_Exercise instructions_. Write the entries out again exactly as they stand, but without the pictures.

— BEGIN —

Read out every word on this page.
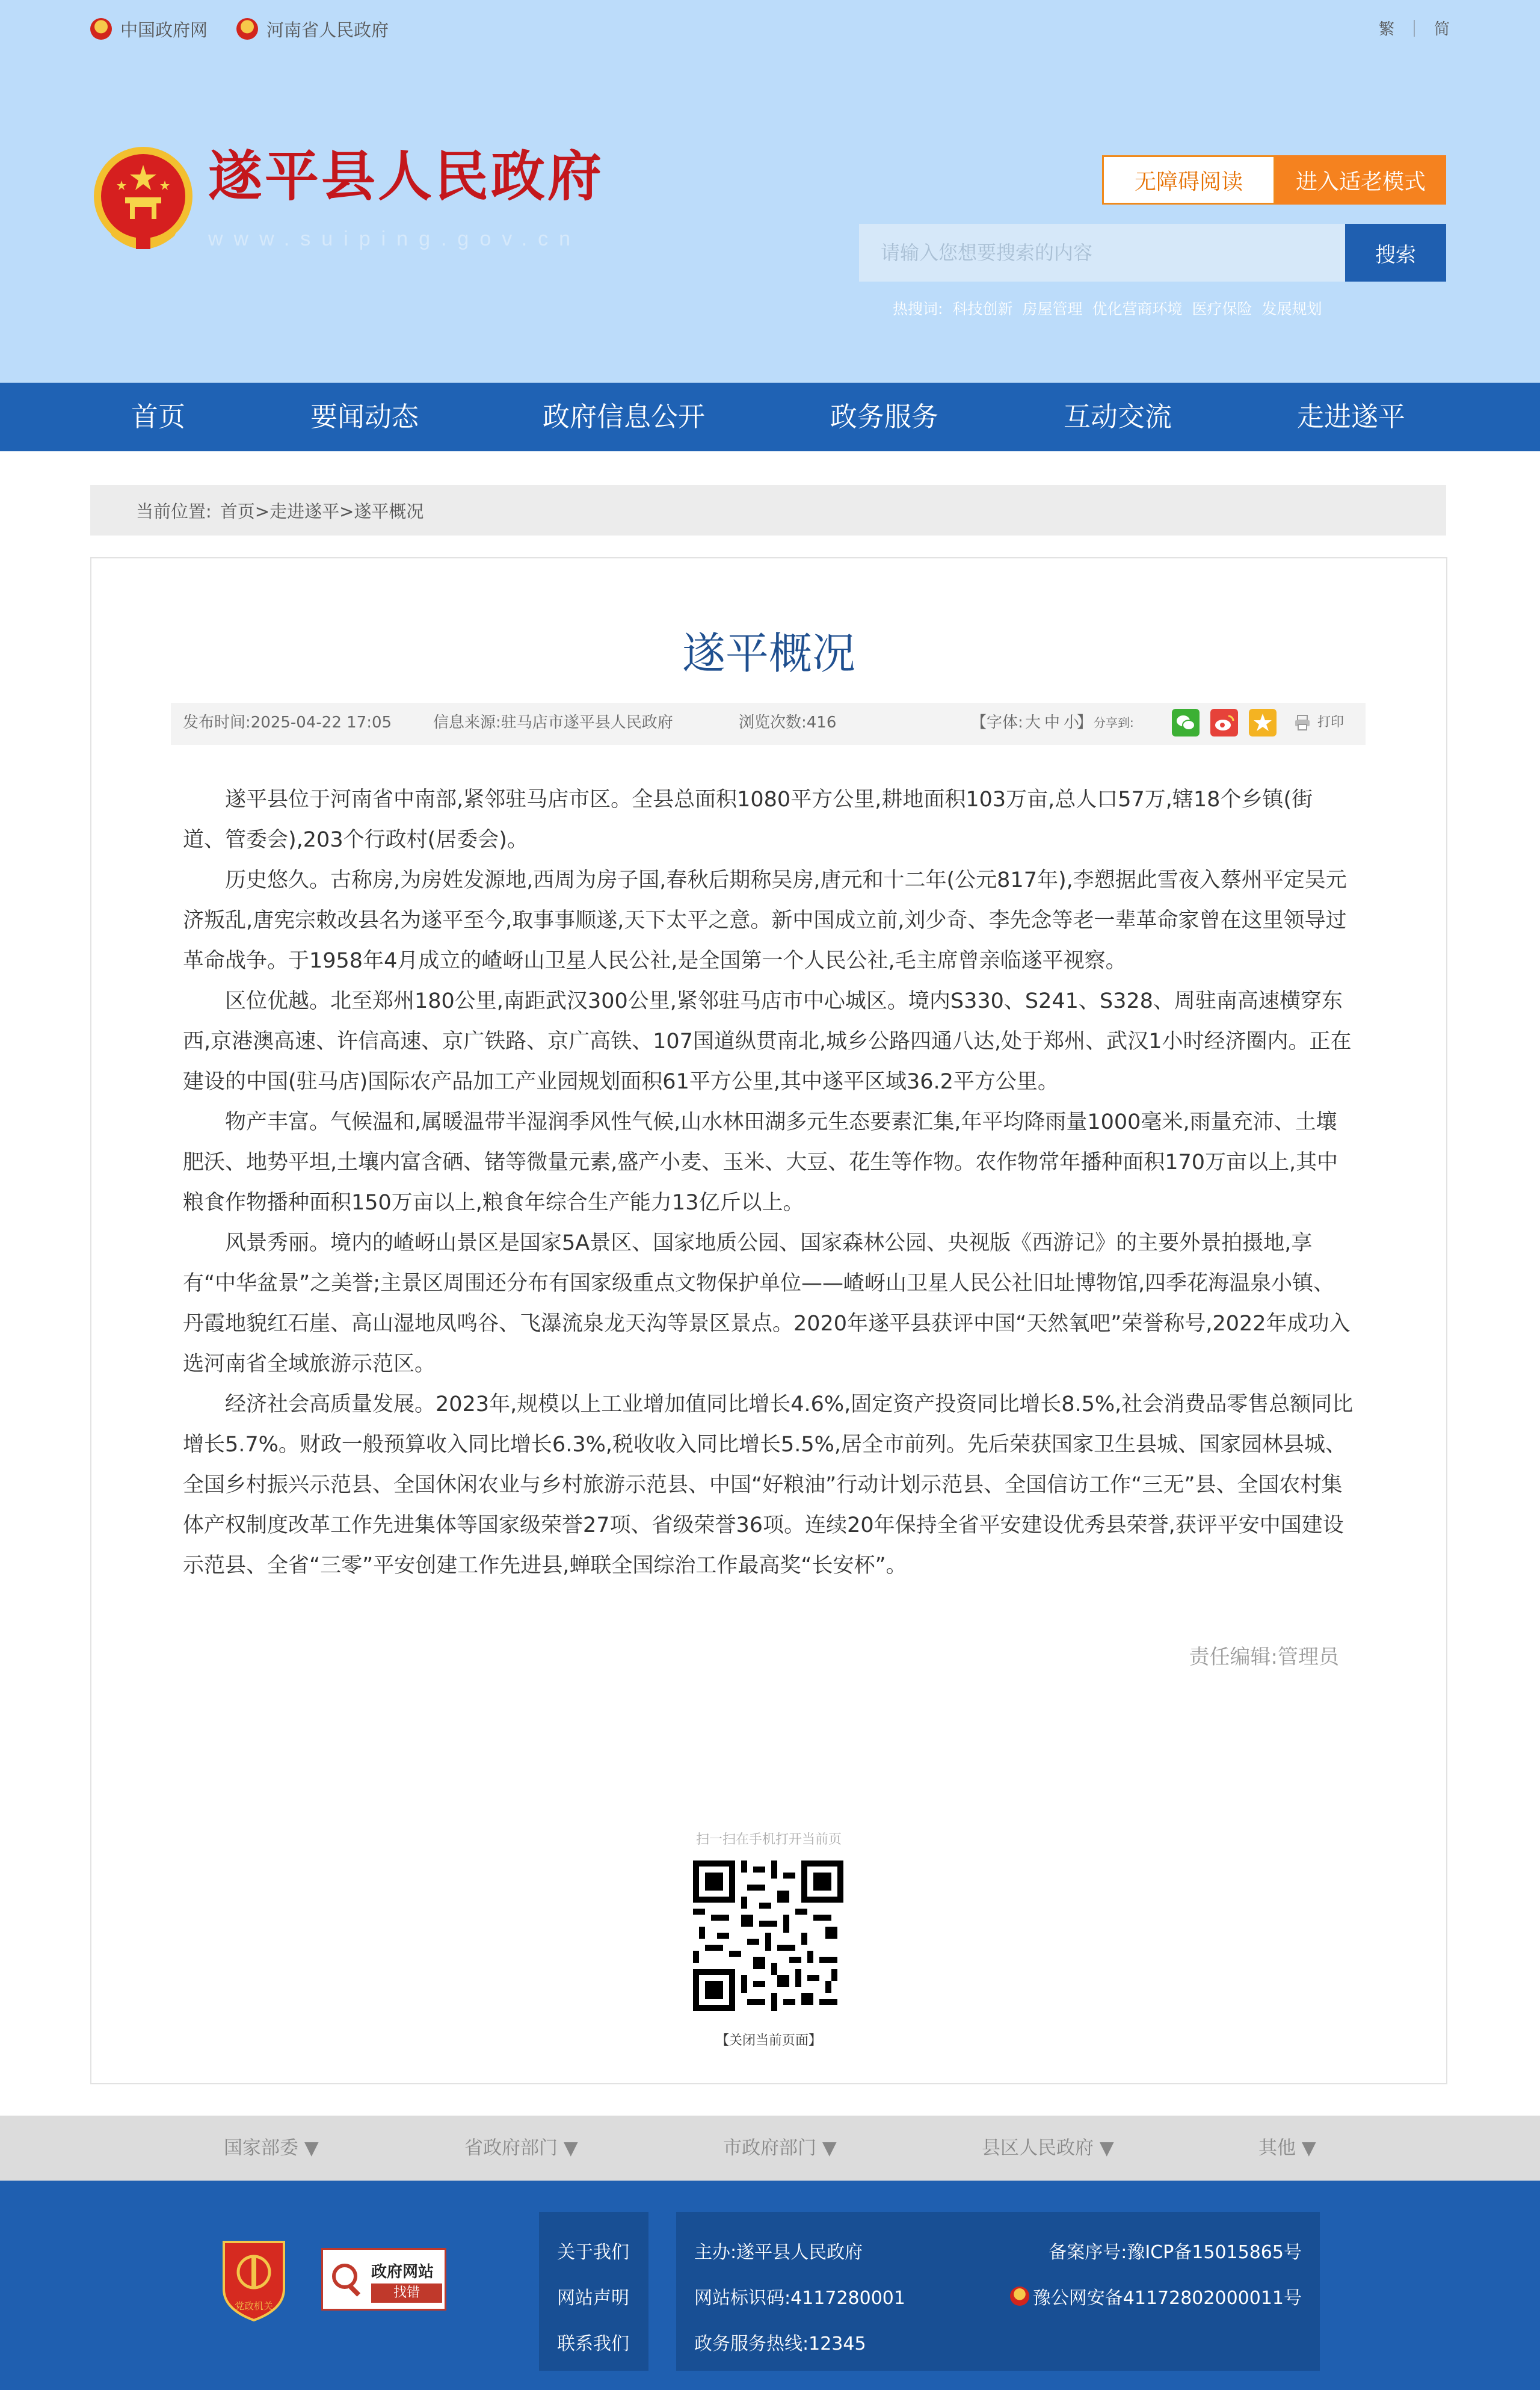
中国政府网	河南省人民政府	繁	简
遂平县人民政府
www.suiping.gov.cn
无障碍阅读	进入适老模式
请输入您想要搜索的内容
搜索
热搜词: 科技创新 房屋管理 优化营商环境 医疗保险 发展规划
首页	要闻动态	政府信息公开	政务服务	互动交流	走进遂平
当前位置: 首页>走进遂平>遂平概况
遂平概况
发布时间:2025-04-22 17:05	信息来源:驻马店市遂平县人民政府	浏览次数:416	【字体: 大 中 小
】 分享到:	打印

遂平县位于河南省中南部,紧邻驻马店市区。全县总面积1080平方公里,耕地面积103万亩,总人口57万,辖18个乡镇(街道、管委会),203个行政村(居委会)。

历史悠久。古称房,为房姓发源地,西周为房子国,春秋后期称吴房,唐元和十二年(公元817年),李愬据此雪夜入蔡州平定吴元济叛乱,唐宪宗敕改县名为遂平至今,取事事顺遂,天下太平之意。新中国成立前,刘少奇、李先念等老一辈革命家曾在这里领导过革命战争。于1958年4月成立的嵖岈山卫星人民公社,是全国第一个人民公社,毛主席曾亲临遂平视察。

区位优越。北至郑州180公里,南距武汉300公里,紧邻驻马店市中心城区。境内S330、S241、S328、周驻南高速横穿东西,京港澳高速、许信高速、京广铁路、京广高铁、107国道纵贯南北,城乡公路四通八达,处于郑州、武汉1小时经济圈内。正在建设的中国(驻马店)国际农产品加工产业园规划面积61平方公里,其中遂平区域36.2平方公里。

物产丰富。气候温和,属暖温带半湿润季风性气候,山水林田湖多元生态要素汇集,年平均降雨量1000毫米,雨量充沛、土壤肥沃、地势平坦,土壤内富含硒、锗等微量元素,盛产小麦、玉米、大豆、花生等作物。农作物常年播种面积170万亩以上,其中粮食作物播种面积150万亩以上,粮食年综合生产能力13亿斤以上。

风景秀丽。境内的嵖岈山景区是国家5A景区、国家地质公园、国家森林公园、央视版《西游记》的主要外景拍摄地,享有“中华盆景”之美誉;主景区周围还分布有国家级重点文物保护单位——嵖岈山卫星人民公社旧址博物馆,四季花海温泉小镇、丹霞地貌红石崖、高山湿地凤鸣谷、飞瀑流泉龙天沟等景区景点。2020年遂平县获评中国“天然氧吧”荣誉称号,2022年成功入选河南省全域旅游示范区。

经济社会高质量发展。2023年,规模以上工业增加值同比增长4.6%,固定资产投资同比增长8.5%,社会消费品零售总额同比增长5.7%。财政一般预算收入同比增长6.3%,税收收入同比增长5.5%,居全市前列。先后荣获国家卫生县城、国家园林县城、全国乡村振兴示范县、全国休闲农业与乡村旅游示范县、中国“好粮油”行动计划示范县、全国信访工作“三无”县、全国农村集体产权制度改革工作先进集体等国家级荣誉27项、省级荣誉36项。连续20年保持全省平安建设优秀县荣誉,获评平安中国建设示范县、全省“三零”平安创建工作先进县,蝉联全国综治工作最高奖“长安杯”。

责任编辑:管理员
扫一扫在手机打开当前页
【关闭当前页面】
国家部委 ▼	省政府部门 ▼	市政府部门 ▼	县区人民政府 ▼	其他 ▼
党政机关
政府网站
找错
关于我们
网站声明
联系我们
主办:遂平县人民政府
网站标识码:4117280001
政务服务热线:12345
备案序号:豫ICP备15015865号
豫公网安备41172802000011号
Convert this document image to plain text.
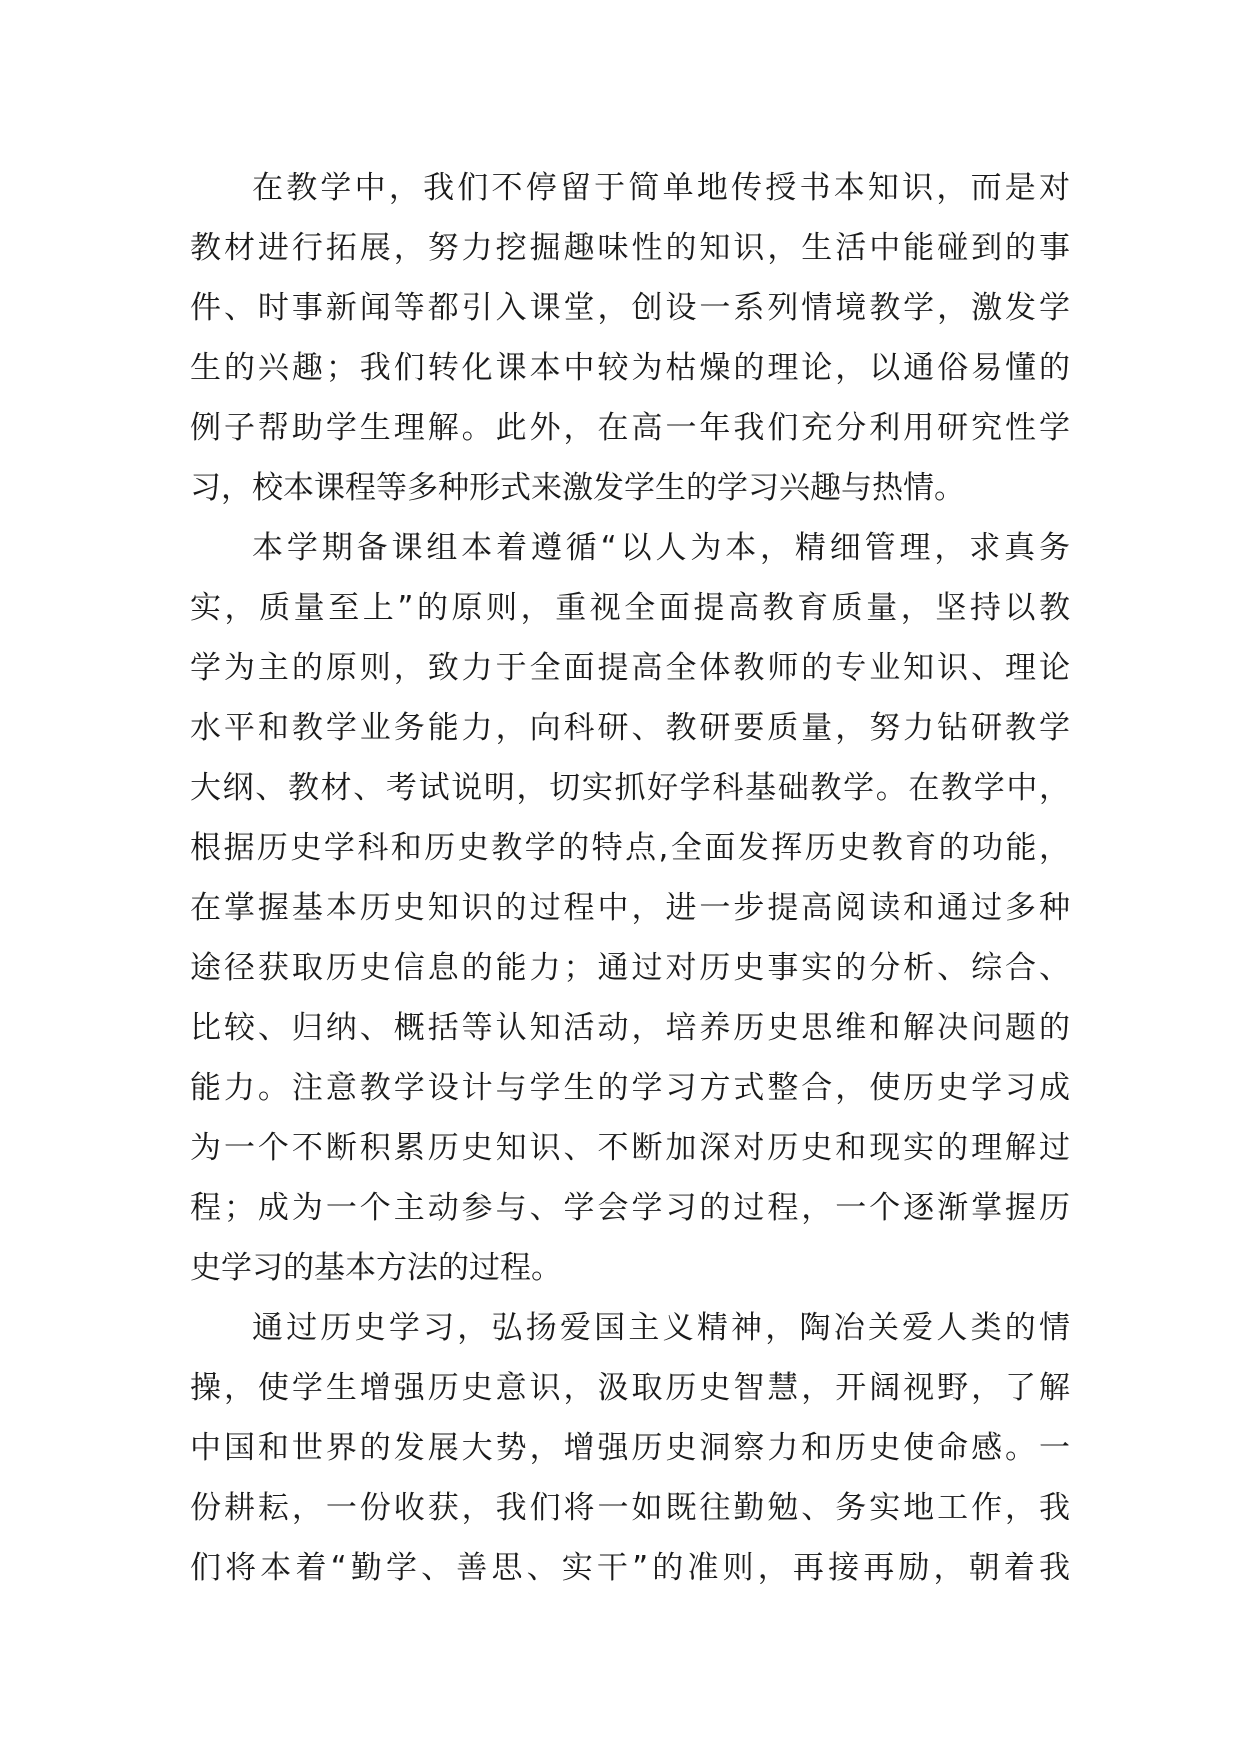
在教学中，我们不停留于简单地传授书本知识，而是对
教材进行拓展，努力挖掘趣味性的知识，生活中能碰到的事
件、时事新闻等都引入课堂，创设一系列情境教学，激发学
生的兴趣；我们转化课本中较为枯燥的理论，以通俗易懂的
例子帮助学生理解。此外，在高一年我们充分利用研究性学
习，校本课程等多种形式来激发学生的学习兴趣与热情。
本学期备课组本着遵循“以人为本，精细管理，求真务
实，质量至上”的原则，重视全面提高教育质量，坚持以教
学为主的原则，致力于全面提高全体教师的专业知识、理论
水平和教学业务能力，向科研、教研要质量，努力钻研教学
大纲、教材、考试说明，切实抓好学科基础教学。在教学中，
根据历史学科和历史教学的特点,全面发挥历史教育的功能，
在掌握基本历史知识的过程中，进一步提高阅读和通过多种
途径获取历史信息的能力；通过对历史事实的分析、综合、
比较、归纳、概括等认知活动，培养历史思维和解决问题的
能力。注意教学设计与学生的学习方式整合，使历史学习成
为一个不断积累历史知识、不断加深对历史和现实的理解过
程；成为一个主动参与、学会学习的过程，一个逐渐掌握历
史学习的基本方法的过程。
通过历史学习，弘扬爱国主义精神，陶冶关爱人类的情
操，使学生增强历史意识，汲取历史智慧，开阔视野，了解
中国和世界的发展大势，增强历史洞察力和历史使命感。一
份耕耘，一份收获，我们将一如既往勤勉、务实地工作，我
们将本着“勤学、善思、实干”的准则，再接再励，朝着我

— END —

_The answer_.
Read out every word on this page.
中国政府网	河南省人民政府	繁	简
遂平县人民政府
www.suiping.gov.cn
无障碍阅读	进入适老模式
请输入您想要搜索的内容
搜索
热搜词: 科技创新 房屋管理 优化营商环境 医疗保险 发展规划
首页	要闻动态	政府信息公开	政务服务	互动交流	走进遂平
当前位置: 首页>走进遂平>遂平概况
遂平概况
发布时间:2025-04-22 17:05	信息来源:驻马店市遂平县人民政府	浏览次数:416	【字体: 大 中 小
】 分享到:	打印

遂平县位于河南省中南部,紧邻驻马店市区。全县总面积1080平方公里,耕地面积103万亩,总人口57万,辖18个乡镇(街道、管委会),203个行政村(居委会)。

历史悠久。古称房,为房姓发源地,西周为房子国,春秋后期称吴房,唐元和十二年(公元817年),李愬据此雪夜入蔡州平定吴元济叛乱,唐宪宗敕改县名为遂平至今,取事事顺遂,天下太平之意。新中国成立前,刘少奇、李先念等老一辈革命家曾在这里领导过革命战争。于1958年4月成立的嵖岈山卫星人民公社,是全国第一个人民公社,毛主席曾亲临遂平视察。

区位优越。北至郑州180公里,南距武汉300公里,紧邻驻马店市中心城区。境内S330、S241、S328、周驻南高速横穿东西,京港澳高速、许信高速、京广铁路、京广高铁、107国道纵贯南北,城乡公路四通八达,处于郑州、武汉1小时经济圈内。正在建设的中国(驻马店)国际农产品加工产业园规划面积61平方公里,其中遂平区域36.2平方公里。

物产丰富。气候温和,属暖温带半湿润季风性气候,山水林田湖多元生态要素汇集,年平均降雨量1000毫米,雨量充沛、土壤肥沃、地势平坦,土壤内富含硒、锗等微量元素,盛产小麦、玉米、大豆、花生等作物。农作物常年播种面积170万亩以上,其中粮食作物播种面积150万亩以上,粮食年综合生产能力13亿斤以上。

风景秀丽。境内的嵖岈山景区是国家5A景区、国家地质公园、国家森林公园、央视版《西游记》的主要外景拍摄地,享有“中华盆景”之美誉;主景区周围还分布有国家级重点文物保护单位——嵖岈山卫星人民公社旧址博物馆,四季花海温泉小镇、丹霞地貌红石崖、高山湿地凤鸣谷、飞瀑流泉龙天沟等景区景点。2020年遂平县获评中国“天然氧吧”荣誉称号,2022年成功入选河南省全域旅游示范区。

经济社会高质量发展。2023年,规模以上工业增加值同比增长4.6%,固定资产投资同比增长8.5%,社会消费品零售总额同比增长5.7%。财政一般预算收入同比增长6.3%,税收收入同比增长5.5%,居全市前列。先后荣获国家卫生县城、国家园林县城、全国乡村振兴示范县、全国休闲农业与乡村旅游示范县、中国“好粮油”行动计划示范县、全国信访工作“三无”县、全国农村集体产权制度改革工作先进集体等国家级荣誉27项、省级荣誉36项。连续20年保持全省平安建设优秀县荣誉,获评平安中国建设示范县、全省“三零”平安创建工作先进县,蝉联全国综治工作最高奖“长安杯”。

责任编辑:管理员
扫一扫在手机打开当前页
【关闭当前页面】
国家部委 ▼	省政府部门 ▼	市政府部门 ▼	县区人民政府 ▼	其他 ▼
党政机关
政府网站
找错
关于我们
网站声明
联系我们
主办:遂平县人民政府
网站标识码:4117280001
政务服务热线:12345
备案序号:豫ICP备15015865号
豫公网安备41172802000011号
Convert this document image to plain text.
在教学中，我们不停留于简单地传授书本知识，而是对
教材进行拓展，努力挖掘趣味性的知识，生活中能碰到的事
件、时事新闻等都引入课堂，创设一系列情境教学，激发学
生的兴趣；我们转化课本中较为枯燥的理论，以通俗易懂的
例子帮助学生理解。此外，在高一年我们充分利用研究性学
习，校本课程等多种形式来激发学生的学习兴趣与热情。
本学期备课组本着遵循“以人为本，精细管理，求真务
实，质量至上”的原则，重视全面提高教育质量，坚持以教
学为主的原则，致力于全面提高全体教师的专业知识、理论
水平和教学业务能力，向科研、教研要质量，努力钻研教学
大纲、教材、考试说明，切实抓好学科基础教学。在教学中，
根据历史学科和历史教学的特点,全面发挥历史教育的功能，
在掌握基本历史知识的过程中，进一步提高阅读和通过多种
途径获取历史信息的能力；通过对历史事实的分析、综合、
比较、归纳、概括等认知活动，培养历史思维和解决问题的
能力。注意教学设计与学生的学习方式整合，使历史学习成
为一个不断积累历史知识、不断加深对历史和现实的理解过
程；成为一个主动参与、学会学习的过程，一个逐渐掌握历
史学习的基本方法的过程。
通过历史学习，弘扬爱国主义精神，陶冶关爱人类的情
操，使学生增强历史意识，汲取历史智慧，开阔视野，了解
中国和世界的发展大势，增强历史洞察力和历史使命感。一
份耕耘，一份收获，我们将一如既往勤勉、务实地工作，我
们将本着“勤学、善思、实干”的准则，再接再励，朝着我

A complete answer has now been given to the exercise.